***** Record excerpts *****

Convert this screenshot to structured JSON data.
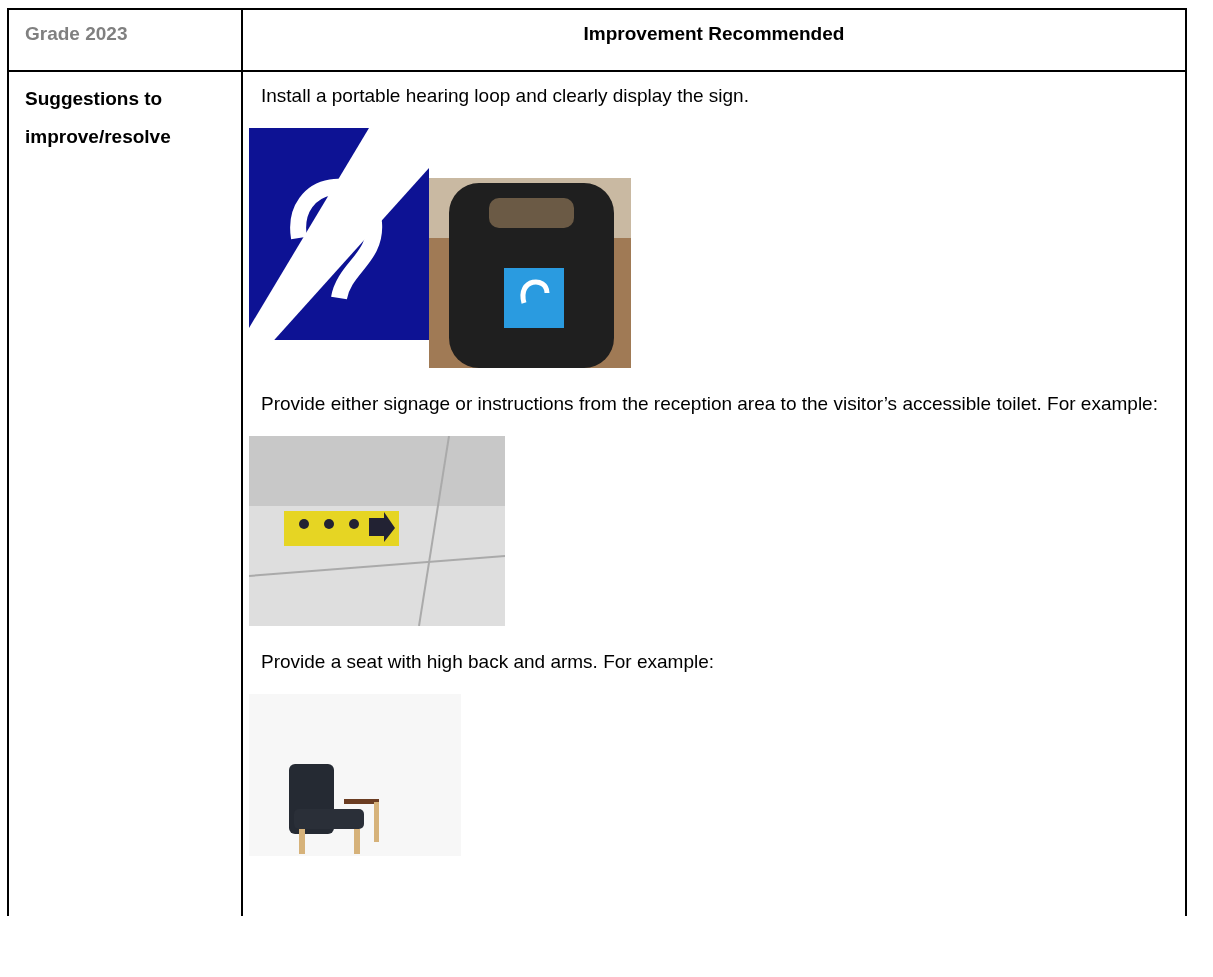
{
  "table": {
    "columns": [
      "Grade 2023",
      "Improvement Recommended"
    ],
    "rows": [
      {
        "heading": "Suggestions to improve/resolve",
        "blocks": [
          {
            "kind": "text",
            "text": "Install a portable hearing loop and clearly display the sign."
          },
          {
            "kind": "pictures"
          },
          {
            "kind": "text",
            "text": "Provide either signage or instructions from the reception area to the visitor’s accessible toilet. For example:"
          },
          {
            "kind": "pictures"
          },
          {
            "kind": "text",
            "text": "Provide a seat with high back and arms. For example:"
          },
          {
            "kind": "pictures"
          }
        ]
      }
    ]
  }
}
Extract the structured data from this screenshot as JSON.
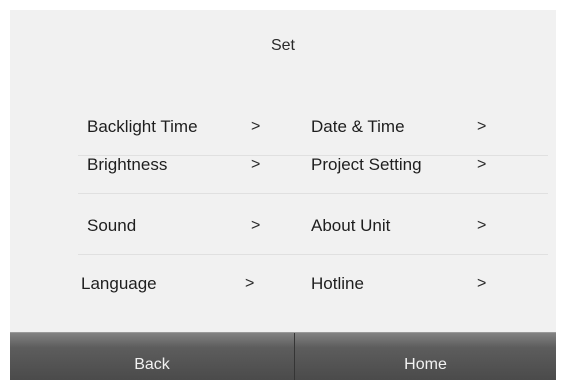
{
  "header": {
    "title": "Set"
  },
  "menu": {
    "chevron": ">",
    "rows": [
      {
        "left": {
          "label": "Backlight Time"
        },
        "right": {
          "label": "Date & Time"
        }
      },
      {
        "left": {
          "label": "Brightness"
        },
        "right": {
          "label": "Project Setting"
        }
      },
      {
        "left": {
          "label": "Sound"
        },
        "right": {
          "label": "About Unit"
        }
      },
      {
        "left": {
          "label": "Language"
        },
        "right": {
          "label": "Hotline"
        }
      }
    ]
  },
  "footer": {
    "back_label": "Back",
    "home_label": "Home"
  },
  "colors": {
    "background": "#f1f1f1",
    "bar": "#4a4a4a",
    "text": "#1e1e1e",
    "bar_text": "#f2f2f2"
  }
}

*****

:: Task goal ::
Copy out each line in the listing that has the word "JSON".

:: Answer for the task ::
Convert this screenshot to structured JSON data.
Extract the structured data from this screenshot as JSON.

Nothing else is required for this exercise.